# [Selected extract]
◆ ◆ ◆

George Dunlap writes ("Re: [PATCH v2 6/6] RFC: tools/dm_restrict: Enable QEMU sandboxing"):
> On 09/24/2018 12:21 PM, Ian Jackson wrote:
> > Just noticed this, but: OMG no `set -e'.
> > You probably want `set -o pipefail' too.
> 
> `set -e` never made any sense to me -- that's not the way I code in any
> other language; why would scripting be any different?  What's the
> advantage of doing that in the current script?

?

Many modern languages throw exceptions.  set -e is a bit like that.
If you don't say set -e then you need to wrap every everything in your
entire script with an error check.

For example, you write

> >> dmpid=$(xenstore-read /local/domain/$domid/image/device-model-pid 2>/dev/null)
> >> if [[ -z "$dmpid" ]] ; then
> >>     echo "xenstore-read failed"
> >>     exit 1
> >> fi
> > 
> > Why do you throw away the stderr from xenstore-read ?
> 
> That's left over from a previous version of the script, where I didn't
> check to see whether $1 was numeric, but rather tried to interpret it as
> numeric and if it failed, then ran `xl domid` on it.  I can take that out.

but with set -e you can write only

    dmpid=$(xenstore-read /local/domain/$domid/image/device-model-pid)

and the subsequent if is not needed.


> The question is: should the script handle the case where
> `xen-qemuuser-shared` is defined instead of `xen-qemuuser-range-base`?

◆ ◆ ◆

# [Challenge A]
Condense the paragraph of the message that begins "Many modern languages throw exceptions" into a single shorter sentence, retaining its main points.

(Layout element annotations)
◆ ◆ ◆

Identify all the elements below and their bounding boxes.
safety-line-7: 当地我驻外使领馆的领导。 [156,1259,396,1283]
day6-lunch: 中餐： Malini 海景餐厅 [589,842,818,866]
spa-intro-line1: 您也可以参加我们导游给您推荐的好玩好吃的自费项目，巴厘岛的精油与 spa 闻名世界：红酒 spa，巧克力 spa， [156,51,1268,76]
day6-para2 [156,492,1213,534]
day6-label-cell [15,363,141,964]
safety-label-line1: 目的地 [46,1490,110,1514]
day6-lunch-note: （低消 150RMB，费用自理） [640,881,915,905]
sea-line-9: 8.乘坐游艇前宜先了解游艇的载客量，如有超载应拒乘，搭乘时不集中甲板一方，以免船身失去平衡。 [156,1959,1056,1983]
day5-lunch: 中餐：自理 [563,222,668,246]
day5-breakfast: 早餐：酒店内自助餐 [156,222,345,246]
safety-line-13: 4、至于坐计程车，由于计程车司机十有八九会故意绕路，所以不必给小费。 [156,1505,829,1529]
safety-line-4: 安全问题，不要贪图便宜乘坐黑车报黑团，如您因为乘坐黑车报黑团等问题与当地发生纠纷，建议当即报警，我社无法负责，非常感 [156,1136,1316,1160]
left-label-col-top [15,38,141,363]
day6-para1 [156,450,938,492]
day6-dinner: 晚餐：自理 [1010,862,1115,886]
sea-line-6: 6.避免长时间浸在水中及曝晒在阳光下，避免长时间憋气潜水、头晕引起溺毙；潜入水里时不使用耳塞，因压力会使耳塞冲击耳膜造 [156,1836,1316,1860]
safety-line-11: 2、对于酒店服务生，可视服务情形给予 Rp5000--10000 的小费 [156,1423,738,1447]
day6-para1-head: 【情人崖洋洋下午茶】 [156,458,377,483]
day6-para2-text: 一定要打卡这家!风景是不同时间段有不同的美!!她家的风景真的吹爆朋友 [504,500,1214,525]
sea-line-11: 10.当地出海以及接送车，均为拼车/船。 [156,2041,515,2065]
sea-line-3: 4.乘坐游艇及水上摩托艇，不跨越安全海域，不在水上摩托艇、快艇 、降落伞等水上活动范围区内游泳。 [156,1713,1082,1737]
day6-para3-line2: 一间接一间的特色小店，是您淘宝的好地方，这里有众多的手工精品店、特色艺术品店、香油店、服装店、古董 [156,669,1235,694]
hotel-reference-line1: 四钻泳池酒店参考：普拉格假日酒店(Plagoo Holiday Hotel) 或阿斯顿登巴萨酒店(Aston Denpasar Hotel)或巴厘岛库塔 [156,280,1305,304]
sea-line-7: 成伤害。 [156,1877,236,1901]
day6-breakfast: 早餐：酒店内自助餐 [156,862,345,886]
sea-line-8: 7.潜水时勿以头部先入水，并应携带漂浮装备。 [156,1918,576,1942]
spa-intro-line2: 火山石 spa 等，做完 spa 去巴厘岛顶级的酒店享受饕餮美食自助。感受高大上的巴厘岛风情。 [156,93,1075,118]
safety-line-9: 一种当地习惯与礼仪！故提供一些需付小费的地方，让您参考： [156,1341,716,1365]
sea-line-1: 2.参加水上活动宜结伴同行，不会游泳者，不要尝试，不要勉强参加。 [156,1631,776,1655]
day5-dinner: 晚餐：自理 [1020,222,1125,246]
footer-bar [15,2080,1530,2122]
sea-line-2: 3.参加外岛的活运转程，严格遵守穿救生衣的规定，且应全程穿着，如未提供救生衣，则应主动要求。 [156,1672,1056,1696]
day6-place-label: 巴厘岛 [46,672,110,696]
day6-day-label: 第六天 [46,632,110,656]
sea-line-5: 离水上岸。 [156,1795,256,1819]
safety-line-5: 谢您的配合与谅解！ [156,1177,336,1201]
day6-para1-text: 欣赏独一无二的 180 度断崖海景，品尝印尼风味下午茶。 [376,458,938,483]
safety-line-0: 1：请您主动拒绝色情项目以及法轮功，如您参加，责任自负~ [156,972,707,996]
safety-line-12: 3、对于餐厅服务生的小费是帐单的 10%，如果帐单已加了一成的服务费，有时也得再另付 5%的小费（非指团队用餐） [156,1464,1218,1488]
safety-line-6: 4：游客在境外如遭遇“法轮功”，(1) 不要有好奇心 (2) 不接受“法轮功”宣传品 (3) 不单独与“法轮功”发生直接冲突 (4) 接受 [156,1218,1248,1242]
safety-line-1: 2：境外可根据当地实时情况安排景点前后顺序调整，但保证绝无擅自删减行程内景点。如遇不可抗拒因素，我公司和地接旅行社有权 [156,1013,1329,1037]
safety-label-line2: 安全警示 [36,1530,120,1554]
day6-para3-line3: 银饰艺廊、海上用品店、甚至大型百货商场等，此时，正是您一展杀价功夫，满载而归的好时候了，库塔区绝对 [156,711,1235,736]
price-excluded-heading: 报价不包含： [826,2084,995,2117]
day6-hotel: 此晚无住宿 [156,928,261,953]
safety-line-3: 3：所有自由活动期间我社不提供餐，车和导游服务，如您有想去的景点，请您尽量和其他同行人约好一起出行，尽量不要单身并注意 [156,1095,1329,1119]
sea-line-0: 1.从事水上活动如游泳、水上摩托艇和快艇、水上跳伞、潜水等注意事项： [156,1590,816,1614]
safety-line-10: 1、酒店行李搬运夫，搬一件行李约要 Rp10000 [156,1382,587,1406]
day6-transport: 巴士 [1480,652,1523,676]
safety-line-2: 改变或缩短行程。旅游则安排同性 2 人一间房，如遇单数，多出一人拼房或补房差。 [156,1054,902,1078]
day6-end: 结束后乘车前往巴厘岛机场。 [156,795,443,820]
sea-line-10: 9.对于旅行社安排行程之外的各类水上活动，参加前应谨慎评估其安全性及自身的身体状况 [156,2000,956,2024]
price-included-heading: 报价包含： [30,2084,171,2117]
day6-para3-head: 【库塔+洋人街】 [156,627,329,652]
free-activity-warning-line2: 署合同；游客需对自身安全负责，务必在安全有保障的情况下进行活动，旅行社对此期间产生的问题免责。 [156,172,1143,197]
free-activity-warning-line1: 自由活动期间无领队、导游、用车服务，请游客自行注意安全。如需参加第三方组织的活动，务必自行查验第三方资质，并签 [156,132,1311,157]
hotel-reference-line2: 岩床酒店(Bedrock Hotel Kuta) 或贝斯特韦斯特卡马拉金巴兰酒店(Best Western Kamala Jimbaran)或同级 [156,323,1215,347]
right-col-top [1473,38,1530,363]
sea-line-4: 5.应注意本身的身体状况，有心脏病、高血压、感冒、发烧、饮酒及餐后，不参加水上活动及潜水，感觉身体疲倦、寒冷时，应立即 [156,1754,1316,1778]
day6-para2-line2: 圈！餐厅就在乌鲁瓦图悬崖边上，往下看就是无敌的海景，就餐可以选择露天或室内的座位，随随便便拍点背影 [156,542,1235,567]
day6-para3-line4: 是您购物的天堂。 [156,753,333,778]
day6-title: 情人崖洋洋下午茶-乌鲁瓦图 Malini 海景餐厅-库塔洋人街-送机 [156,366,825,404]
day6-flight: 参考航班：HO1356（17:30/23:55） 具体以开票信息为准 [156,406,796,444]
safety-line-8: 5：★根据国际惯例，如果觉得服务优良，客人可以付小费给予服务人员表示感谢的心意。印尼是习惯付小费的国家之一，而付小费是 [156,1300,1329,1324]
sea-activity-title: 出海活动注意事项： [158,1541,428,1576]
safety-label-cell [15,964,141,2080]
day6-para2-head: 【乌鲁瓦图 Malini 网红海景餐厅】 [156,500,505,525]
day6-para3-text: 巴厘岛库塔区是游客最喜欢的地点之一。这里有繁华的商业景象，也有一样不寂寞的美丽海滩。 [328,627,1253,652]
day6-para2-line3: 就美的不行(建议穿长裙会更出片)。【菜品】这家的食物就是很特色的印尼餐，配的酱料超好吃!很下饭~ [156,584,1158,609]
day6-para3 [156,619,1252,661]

◆ ◆ ◆

# [Challenge B]
Edit the listing from its first line through the line containing "safety-line-0: 1：请您主动拒绝色情项目以及法轮功，如您参加，责任自负~ [156,972,707,996]" by replacing "spa" with "SPA", and return only those lines with everything else unchanged.

# [Exercise solution A]
Like the exceptions thrown by many modern languages, set -e spares you from wrapping everything in the entire script with an error check.

# [Exercise solution B]
Identify all the elements below and their bounding boxes.
safety-line-7: 当地我驻外使领馆的领导。 [156,1259,396,1283]
day6-lunch: 中餐： Malini 海景餐厅 [589,842,818,866]
SPA-intro-line1: 您也可以参加我们导游给您推荐的好玩好吃的自费项目，巴厘岛的精油与 SPA 闻名世界：红酒 SPA，巧克力 SPA， [156,51,1268,76]
day6-para2 [156,492,1213,534]
day6-label-cell [15,363,141,964]
safety-label-line1: 目的地 [46,1490,110,1514]
day6-lunch-note: （低消 150RMB，费用自理） [640,881,915,905]
sea-line-9: 8.乘坐游艇前宜先了解游艇的载客量，如有超载应拒乘，搭乘时不集中甲板一方，以免船身失去平衡。 [156,1959,1056,1983]
day5-lunch: 中餐：自理 [563,222,668,246]
day5-breakfast: 早餐：酒店内自助餐 [156,222,345,246]
safety-line-13: 4、至于坐计程车，由于计程车司机十有八九会故意绕路，所以不必给小费。 [156,1505,829,1529]
safety-line-4: 安全问题，不要贪图便宜乘坐黑车报黑团，如您因为乘坐黑车报黑团等问题与当地发生纠纷，建议当即报警，我社无法负责，非常感 [156,1136,1316,1160]
left-label-col-top [15,38,141,363]
day6-para1 [156,450,938,492]
day6-dinner: 晚餐：自理 [1010,862,1115,886]
sea-line-6: 6.避免长时间浸在水中及曝晒在阳光下，避免长时间憋气潜水、头晕引起溺毙；潜入水里时不使用耳塞，因压力会使耳塞冲击耳膜造 [156,1836,1316,1860]
safety-line-11: 2、对于酒店服务生，可视服务情形给予 Rp5000--10000 的小费 [156,1423,738,1447]
day6-para1-head: 【情人崖洋洋下午茶】 [156,458,377,483]
day6-para2-text: 一定要打卡这家!风景是不同时间段有不同的美!!她家的风景真的吹爆朋友 [504,500,1214,525]
sea-line-11: 10.当地出海以及接送车，均为拼车/船。 [156,2041,515,2065]
sea-line-3: 4.乘坐游艇及水上摩托艇，不跨越安全海域，不在水上摩托艇、快艇 、降落伞等水上活动范围区内游泳。 [156,1713,1082,1737]
day6-para3-line2: 一间接一间的特色小店，是您淘宝的好地方，这里有众多的手工精品店、特色艺术品店、香油店、服装店、古董 [156,669,1235,694]
hotel-reference-line1: 四钻泳池酒店参考：普拉格假日酒店(Plagoo Holiday Hotel) 或阿斯顿登巴萨酒店(Aston Denpasar Hotel)或巴厘岛库塔 [156,280,1305,304]
sea-line-7: 成伤害。 [156,1877,236,1901]
day6-breakfast: 早餐：酒店内自助餐 [156,862,345,886]
sea-line-8: 7.潜水时勿以头部先入水，并应携带漂浮装备。 [156,1918,576,1942]
SPA-intro-line2: 火山石 SPA 等，做完 SPA 去巴厘岛顶级的酒店享受饕餮美食自助。感受高大上的巴厘岛风情。 [156,93,1075,118]
safety-line-9: 一种当地习惯与礼仪！故提供一些需付小费的地方，让您参考： [156,1341,716,1365]
sea-line-1: 2.参加水上活动宜结伴同行，不会游泳者，不要尝试，不要勉强参加。 [156,1631,776,1655]
day5-dinner: 晚餐：自理 [1020,222,1125,246]
footer-bar [15,2080,1530,2122]
sea-line-2: 3.参加外岛的活运转程，严格遵守穿救生衣的规定，且应全程穿着，如未提供救生衣，则应主动要求。 [156,1672,1056,1696]
day6-place-label: 巴厘岛 [46,672,110,696]
day6-day-label: 第六天 [46,632,110,656]
sea-line-5: 离水上岸。 [156,1795,256,1819]
safety-line-5: 谢您的配合与谅解！ [156,1177,336,1201]
day6-para1-text: 欣赏独一无二的 180 度断崖海景，品尝印尼风味下午茶。 [376,458,938,483]
safety-line-0: 1：请您主动拒绝色情项目以及法轮功，如您参加，责任自负~ [156,972,707,996]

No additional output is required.